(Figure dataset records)
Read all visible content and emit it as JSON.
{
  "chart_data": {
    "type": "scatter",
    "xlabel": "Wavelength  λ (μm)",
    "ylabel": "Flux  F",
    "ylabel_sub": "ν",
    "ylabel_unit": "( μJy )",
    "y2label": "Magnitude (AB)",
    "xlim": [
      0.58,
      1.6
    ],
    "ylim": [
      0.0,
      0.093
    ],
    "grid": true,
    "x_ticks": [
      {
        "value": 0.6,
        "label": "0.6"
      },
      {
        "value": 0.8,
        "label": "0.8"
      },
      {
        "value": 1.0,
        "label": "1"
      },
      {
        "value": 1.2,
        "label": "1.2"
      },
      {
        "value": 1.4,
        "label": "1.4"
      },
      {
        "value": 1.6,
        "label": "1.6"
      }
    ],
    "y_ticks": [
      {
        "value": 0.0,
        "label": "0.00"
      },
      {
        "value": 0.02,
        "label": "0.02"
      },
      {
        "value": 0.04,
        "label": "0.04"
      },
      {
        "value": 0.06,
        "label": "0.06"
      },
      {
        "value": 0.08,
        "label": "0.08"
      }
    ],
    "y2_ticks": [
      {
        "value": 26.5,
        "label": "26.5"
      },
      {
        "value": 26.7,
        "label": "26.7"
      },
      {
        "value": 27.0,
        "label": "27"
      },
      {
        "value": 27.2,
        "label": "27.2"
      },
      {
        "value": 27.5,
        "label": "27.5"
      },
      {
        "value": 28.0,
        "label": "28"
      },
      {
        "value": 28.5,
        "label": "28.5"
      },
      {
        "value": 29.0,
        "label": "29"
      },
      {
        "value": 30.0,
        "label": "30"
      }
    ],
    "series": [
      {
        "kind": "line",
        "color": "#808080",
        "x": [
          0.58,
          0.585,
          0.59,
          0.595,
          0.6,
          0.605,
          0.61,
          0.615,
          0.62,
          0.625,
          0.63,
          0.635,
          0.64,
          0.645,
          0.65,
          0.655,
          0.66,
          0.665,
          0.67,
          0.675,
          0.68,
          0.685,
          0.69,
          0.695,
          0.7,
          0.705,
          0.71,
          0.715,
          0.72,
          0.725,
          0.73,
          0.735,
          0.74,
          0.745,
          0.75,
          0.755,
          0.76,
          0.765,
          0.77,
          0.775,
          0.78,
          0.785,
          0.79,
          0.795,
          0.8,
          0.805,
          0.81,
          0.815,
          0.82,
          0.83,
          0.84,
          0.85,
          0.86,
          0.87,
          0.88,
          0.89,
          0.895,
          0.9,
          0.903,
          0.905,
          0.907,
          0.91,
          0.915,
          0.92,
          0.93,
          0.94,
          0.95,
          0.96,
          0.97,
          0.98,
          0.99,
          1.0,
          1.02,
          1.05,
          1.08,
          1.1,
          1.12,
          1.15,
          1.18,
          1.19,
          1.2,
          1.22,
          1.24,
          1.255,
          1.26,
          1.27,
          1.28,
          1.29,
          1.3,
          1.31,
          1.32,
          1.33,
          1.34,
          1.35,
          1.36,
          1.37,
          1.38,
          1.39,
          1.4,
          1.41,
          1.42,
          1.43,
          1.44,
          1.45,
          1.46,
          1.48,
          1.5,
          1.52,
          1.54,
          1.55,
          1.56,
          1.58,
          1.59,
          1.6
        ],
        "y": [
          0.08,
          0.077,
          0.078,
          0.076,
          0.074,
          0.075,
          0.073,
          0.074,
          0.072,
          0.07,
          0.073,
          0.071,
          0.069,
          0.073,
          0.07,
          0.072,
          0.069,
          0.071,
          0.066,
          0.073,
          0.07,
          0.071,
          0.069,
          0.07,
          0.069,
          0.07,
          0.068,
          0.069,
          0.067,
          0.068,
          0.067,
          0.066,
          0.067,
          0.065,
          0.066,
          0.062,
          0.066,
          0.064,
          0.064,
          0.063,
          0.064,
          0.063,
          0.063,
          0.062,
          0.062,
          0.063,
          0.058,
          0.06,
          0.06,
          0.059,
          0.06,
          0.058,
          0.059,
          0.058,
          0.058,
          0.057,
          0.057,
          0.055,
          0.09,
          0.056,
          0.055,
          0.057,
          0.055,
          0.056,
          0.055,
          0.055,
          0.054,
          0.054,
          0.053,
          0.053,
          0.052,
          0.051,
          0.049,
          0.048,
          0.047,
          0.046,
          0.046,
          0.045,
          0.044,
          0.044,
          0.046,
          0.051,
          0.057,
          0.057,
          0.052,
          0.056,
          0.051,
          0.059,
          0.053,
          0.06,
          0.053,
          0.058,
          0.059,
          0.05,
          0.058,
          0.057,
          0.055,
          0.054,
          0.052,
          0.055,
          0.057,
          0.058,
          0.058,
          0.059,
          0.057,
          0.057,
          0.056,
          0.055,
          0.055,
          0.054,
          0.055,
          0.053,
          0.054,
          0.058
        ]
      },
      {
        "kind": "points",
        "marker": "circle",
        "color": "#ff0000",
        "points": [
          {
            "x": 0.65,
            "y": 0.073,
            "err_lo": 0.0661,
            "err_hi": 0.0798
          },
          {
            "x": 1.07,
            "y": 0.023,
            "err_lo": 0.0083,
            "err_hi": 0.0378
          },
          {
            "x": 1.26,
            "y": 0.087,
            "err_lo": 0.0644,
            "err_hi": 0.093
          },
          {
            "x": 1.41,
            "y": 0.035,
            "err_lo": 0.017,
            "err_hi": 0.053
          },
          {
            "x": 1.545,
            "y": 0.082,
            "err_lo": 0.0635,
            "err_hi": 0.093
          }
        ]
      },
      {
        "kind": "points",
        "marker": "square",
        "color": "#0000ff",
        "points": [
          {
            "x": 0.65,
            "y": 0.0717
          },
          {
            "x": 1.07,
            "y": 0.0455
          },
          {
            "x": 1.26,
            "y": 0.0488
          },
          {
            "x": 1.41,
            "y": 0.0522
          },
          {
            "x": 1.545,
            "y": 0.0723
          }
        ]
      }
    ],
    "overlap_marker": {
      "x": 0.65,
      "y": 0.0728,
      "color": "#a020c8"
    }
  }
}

◆ WHAT IS ASKED:
Every line of the material must be returned exactly as it appears.

◆ EXERCISE OUTPUT:
Read all visible content and emit it as JSON.
{
  "chart_data": {
    "type": "scatter",
    "xlabel": "Wavelength  λ (μm)",
    "ylabel": "Flux  F",
    "ylabel_sub": "ν",
    "ylabel_unit": "( μJy )",
    "y2label": "Magnitude (AB)",
    "xlim": [
      0.58,
      1.6
    ],
    "ylim": [
      0.0,
      0.093
    ],
    "grid": true,
    "x_ticks": [
      {
        "value": 0.6,
        "label": "0.6"
      },
      {
        "value": 0.8,
        "label": "0.8"
      },
      {
        "value": 1.0,
        "label": "1"
      },
      {
        "value": 1.2,
        "label": "1.2"
      },
      {
        "value": 1.4,
        "label": "1.4"
      },
      {
        "value": 1.6,
        "label": "1.6"
      }
    ],
    "y_ticks": [
      {
        "value": 0.0,
        "label": "0.00"
      },
      {
        "value": 0.02,
        "label": "0.02"
      },
      {
        "value": 0.04,
        "label": "0.04"
      },
      {
        "value": 0.06,
        "label": "0.06"
      },
      {
        "value": 0.08,
        "label": "0.08"
      }
    ],
    "y2_ticks": [
      {
        "value": 26.5,
        "label": "26.5"
      },
      {
        "value": 26.7,
        "label": "26.7"
      },
      {
        "value": 27.0,
        "label": "27"
      },
      {
        "value": 27.2,
        "label": "27.2"
      },
      {
        "value": 27.5,
        "label": "27.5"
      },
      {
        "value": 28.0,
        "label": "28"
      },
      {
        "value": 28.5,
        "label": "28.5"
      },
      {
        "value": 29.0,
        "label": "29"
      },
      {
        "value": 30.0,
        "label": "30"
      }
    ],
    "series": [
      {
        "kind": "line",
        "color": "#808080",
        "x": [
          0.58,
          0.585,
          0.59,
          0.595,
          0.6,
          0.605,
          0.61,
          0.615,
          0.62,
          0.625,
          0.63,
          0.635,
          0.64,
          0.645,
          0.65,
          0.655,
          0.66,
          0.665,
          0.67,
          0.675,
          0.68,
          0.685,
          0.69,
          0.695,
          0.7,
          0.705,
          0.71,
          0.715,
          0.72,
          0.725,
          0.73,
          0.735,
          0.74,
          0.745,
          0.75,
          0.755,
          0.76,
          0.765,
          0.77,
          0.775,
          0.78,
          0.785,
          0.79,
          0.795,
          0.8,
          0.805,
          0.81,
          0.815,
          0.82,
          0.83,
          0.84,
          0.85,
          0.86,
          0.87,
          0.88,
          0.89,
          0.895,
          0.9,
          0.903,
          0.905,
          0.907,
          0.91,
          0.915,
          0.92,
          0.93,
          0.94,
          0.95,
          0.96,
          0.97,
          0.98,
          0.99,
          1.0,
          1.02,
          1.05,
          1.08,
          1.1,
          1.12,
          1.15,
          1.18,
          1.19,
          1.2,
          1.22,
          1.24,
          1.255,
          1.26,
          1.27,
          1.28,
          1.29,
          1.3,
          1.31,
          1.32,
          1.33,
          1.34,
          1.35,
          1.36,
          1.37,
          1.38,
          1.39,
          1.4,
          1.41,
          1.42,
          1.43,
          1.44,
          1.45,
          1.46,
          1.48,
          1.5,
          1.52,
          1.54,
          1.55,
          1.56,
          1.58,
          1.59,
          1.6
        ],
        "y": [
          0.08,
          0.077,
          0.078,
          0.076,
          0.074,
          0.075,
          0.073,
          0.074,
          0.072,
          0.07,
          0.073,
          0.071,
          0.069,
          0.073,
          0.07,
          0.072,
          0.069,
          0.071,
          0.066,
          0.073,
          0.07,
          0.071,
          0.069,
          0.07,
          0.069,
          0.07,
          0.068,
          0.069,
          0.067,
          0.068,
          0.067,
          0.066,
          0.067,
          0.065,
          0.066,
          0.062,
          0.066,
          0.064,
          0.064,
          0.063,
          0.064,
          0.063,
          0.063,
          0.062,
          0.062,
          0.063,
          0.058,
          0.06,
          0.06,
          0.059,
          0.06,
          0.058,
          0.059,
          0.058,
          0.058,
          0.057,
          0.057,
          0.055,
          0.09,
          0.056,
          0.055,
          0.057,
          0.055,
          0.056,
          0.055,
          0.055,
          0.054,
          0.054,
          0.053,
          0.053,
          0.052,
          0.051,
          0.049,
          0.048,
          0.047,
          0.046,
          0.046,
          0.045,
          0.044,
          0.044,
          0.046,
          0.051,
          0.057,
          0.057,
          0.052,
          0.056,
          0.051,
          0.059,
          0.053,
          0.06,
          0.053,
          0.058,
          0.059,
          0.05,
          0.058,
          0.057,
          0.055,
          0.054,
          0.052,
          0.055,
          0.057,
          0.058,
          0.058,
          0.059,
          0.057,
          0.057,
          0.056,
          0.055,
          0.055,
          0.054,
          0.055,
          0.053,
          0.054,
          0.058
        ]
      },
      {
        "kind": "points",
        "marker": "circle",
        "color": "#ff0000",
        "points": [
          {
            "x": 0.65,
            "y": 0.073,
            "err_lo": 0.0661,
            "err_hi": 0.0798
          },
          {
            "x": 1.07,
            "y": 0.023,
            "err_lo": 0.0083,
            "err_hi": 0.0378
          },
          {
            "x": 1.26,
            "y": 0.087,
            "err_lo": 0.0644,
            "err_hi": 0.093
          },
          {
            "x": 1.41,
            "y": 0.035,
            "err_lo": 0.017,
            "err_hi": 0.053
          },
          {
            "x": 1.545,
            "y": 0.082,
            "err_lo": 0.0635,
            "err_hi": 0.093
          }
        ]
      },
      {
        "kind": "points",
        "marker": "square",
        "color": "#0000ff",
        "points": [
          {
            "x": 0.65,
            "y": 0.0717
          },
          {
            "x": 1.07,
            "y": 0.0455
          },
          {
            "x": 1.26,
            "y": 0.0488
          },
          {
            "x": 1.41,
            "y": 0.0522
          },
          {
            "x": 1.545,
            "y": 0.0723
          }
        ]
      }
    ],
    "overlap_marker": {
      "x": 0.65,
      "y": 0.0728,
      "color": "#a020c8"
    }
  }
}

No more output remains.